Of the lines in this listing, how many contain the word "старик"? Give the number and nothing else.

==== Input material ====

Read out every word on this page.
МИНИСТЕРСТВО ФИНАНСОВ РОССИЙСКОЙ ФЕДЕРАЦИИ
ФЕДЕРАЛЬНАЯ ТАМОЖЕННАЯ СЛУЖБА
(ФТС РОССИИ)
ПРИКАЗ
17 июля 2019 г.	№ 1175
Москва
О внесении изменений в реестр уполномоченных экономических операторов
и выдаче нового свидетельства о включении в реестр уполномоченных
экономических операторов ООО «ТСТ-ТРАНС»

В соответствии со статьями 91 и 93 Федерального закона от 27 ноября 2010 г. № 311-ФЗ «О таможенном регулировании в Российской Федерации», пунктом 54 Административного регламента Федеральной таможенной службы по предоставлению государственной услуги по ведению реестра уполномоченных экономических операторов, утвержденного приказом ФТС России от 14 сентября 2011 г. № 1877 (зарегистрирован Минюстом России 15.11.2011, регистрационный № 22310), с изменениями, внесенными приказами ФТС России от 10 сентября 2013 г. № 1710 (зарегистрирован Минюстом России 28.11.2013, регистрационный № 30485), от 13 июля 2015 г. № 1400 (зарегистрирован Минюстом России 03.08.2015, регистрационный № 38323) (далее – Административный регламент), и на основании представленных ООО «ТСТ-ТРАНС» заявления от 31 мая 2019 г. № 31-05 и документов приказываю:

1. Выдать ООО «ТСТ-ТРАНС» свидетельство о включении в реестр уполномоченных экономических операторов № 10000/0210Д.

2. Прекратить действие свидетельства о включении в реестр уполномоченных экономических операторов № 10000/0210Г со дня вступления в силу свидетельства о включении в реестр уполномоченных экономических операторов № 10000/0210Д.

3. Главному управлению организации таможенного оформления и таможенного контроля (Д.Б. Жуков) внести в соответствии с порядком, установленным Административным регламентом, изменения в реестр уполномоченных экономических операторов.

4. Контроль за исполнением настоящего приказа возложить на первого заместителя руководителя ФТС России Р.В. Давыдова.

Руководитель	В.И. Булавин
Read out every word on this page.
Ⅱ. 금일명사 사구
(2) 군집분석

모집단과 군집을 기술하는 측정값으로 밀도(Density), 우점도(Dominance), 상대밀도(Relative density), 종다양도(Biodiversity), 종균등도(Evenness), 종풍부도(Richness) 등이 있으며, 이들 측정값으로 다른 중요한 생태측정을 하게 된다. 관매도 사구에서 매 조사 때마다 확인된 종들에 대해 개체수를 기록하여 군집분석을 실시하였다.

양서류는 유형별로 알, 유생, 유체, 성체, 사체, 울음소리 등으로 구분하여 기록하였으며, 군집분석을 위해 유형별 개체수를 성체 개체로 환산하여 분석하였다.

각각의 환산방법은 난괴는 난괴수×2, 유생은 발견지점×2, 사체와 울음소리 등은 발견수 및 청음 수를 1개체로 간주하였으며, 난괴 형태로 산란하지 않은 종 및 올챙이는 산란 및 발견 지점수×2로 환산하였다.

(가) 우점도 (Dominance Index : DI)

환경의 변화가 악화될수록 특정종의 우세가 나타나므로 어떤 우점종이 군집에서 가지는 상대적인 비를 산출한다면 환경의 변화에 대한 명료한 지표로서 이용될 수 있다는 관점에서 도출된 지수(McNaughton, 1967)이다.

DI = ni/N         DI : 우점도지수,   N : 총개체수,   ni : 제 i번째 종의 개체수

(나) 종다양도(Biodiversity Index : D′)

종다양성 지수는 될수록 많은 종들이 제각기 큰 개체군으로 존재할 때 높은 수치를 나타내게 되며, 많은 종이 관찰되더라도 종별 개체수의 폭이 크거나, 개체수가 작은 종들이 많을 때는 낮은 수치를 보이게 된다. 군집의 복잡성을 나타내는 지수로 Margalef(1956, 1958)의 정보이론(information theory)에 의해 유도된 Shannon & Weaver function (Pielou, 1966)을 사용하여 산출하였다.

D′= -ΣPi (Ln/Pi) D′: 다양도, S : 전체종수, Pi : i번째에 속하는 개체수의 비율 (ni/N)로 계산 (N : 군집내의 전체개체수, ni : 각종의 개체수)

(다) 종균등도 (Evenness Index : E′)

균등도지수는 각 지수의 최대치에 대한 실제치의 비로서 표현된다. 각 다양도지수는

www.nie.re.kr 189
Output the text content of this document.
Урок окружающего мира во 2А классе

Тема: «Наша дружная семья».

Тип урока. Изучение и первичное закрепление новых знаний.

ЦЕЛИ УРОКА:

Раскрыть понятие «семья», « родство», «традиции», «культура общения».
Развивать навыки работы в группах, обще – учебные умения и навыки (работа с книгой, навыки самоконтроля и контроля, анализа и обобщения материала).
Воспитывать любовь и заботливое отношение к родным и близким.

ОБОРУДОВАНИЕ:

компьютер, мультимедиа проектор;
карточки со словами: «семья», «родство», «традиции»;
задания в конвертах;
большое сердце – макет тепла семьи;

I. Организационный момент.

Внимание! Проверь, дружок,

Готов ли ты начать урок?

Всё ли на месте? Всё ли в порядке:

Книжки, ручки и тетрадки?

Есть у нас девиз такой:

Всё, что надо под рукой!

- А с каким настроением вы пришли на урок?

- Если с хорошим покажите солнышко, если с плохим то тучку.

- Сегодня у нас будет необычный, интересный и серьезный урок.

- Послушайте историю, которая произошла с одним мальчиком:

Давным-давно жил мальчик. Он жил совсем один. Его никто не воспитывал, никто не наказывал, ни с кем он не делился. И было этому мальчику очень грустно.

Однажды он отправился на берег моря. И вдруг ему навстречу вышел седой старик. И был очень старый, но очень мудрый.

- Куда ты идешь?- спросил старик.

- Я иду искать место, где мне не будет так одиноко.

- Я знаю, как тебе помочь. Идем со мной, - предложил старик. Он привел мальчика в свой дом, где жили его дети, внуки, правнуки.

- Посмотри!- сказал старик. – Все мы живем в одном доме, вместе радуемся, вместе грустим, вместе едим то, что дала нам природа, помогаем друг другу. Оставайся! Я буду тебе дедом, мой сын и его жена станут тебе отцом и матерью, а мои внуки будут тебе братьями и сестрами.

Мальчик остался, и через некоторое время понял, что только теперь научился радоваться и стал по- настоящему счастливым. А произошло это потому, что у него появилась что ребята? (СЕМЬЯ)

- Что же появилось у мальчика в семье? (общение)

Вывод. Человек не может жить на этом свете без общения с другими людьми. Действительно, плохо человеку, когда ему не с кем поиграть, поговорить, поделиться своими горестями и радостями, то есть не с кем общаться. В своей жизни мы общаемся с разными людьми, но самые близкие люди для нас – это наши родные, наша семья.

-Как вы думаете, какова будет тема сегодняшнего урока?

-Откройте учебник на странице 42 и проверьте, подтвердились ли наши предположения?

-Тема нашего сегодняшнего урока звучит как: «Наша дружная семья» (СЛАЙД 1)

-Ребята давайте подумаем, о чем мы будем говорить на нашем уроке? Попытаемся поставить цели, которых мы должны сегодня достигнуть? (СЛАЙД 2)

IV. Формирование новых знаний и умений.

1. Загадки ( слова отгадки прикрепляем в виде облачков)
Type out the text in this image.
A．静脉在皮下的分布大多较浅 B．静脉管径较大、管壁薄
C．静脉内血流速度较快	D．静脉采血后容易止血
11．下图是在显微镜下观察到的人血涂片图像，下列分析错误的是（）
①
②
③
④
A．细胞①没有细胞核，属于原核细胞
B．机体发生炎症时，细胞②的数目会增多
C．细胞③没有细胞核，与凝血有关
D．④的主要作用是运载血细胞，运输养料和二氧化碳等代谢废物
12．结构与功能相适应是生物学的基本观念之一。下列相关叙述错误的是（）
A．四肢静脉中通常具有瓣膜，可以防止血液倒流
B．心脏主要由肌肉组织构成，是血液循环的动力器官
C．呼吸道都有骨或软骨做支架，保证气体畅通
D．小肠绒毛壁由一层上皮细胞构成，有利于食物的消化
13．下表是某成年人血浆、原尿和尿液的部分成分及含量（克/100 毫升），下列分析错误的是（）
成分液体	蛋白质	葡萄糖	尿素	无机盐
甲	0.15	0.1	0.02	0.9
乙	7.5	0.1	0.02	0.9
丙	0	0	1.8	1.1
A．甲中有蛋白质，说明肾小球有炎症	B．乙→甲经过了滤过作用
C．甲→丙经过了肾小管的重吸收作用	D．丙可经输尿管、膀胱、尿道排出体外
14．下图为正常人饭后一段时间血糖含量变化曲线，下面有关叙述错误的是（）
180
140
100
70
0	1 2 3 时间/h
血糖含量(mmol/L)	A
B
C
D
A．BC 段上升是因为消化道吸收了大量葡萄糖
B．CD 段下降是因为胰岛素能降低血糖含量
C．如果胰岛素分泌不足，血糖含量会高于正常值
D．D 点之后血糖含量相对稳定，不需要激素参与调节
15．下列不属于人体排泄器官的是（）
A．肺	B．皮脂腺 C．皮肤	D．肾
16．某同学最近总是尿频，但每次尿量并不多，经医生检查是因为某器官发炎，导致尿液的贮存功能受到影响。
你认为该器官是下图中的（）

====

» **Response below**
4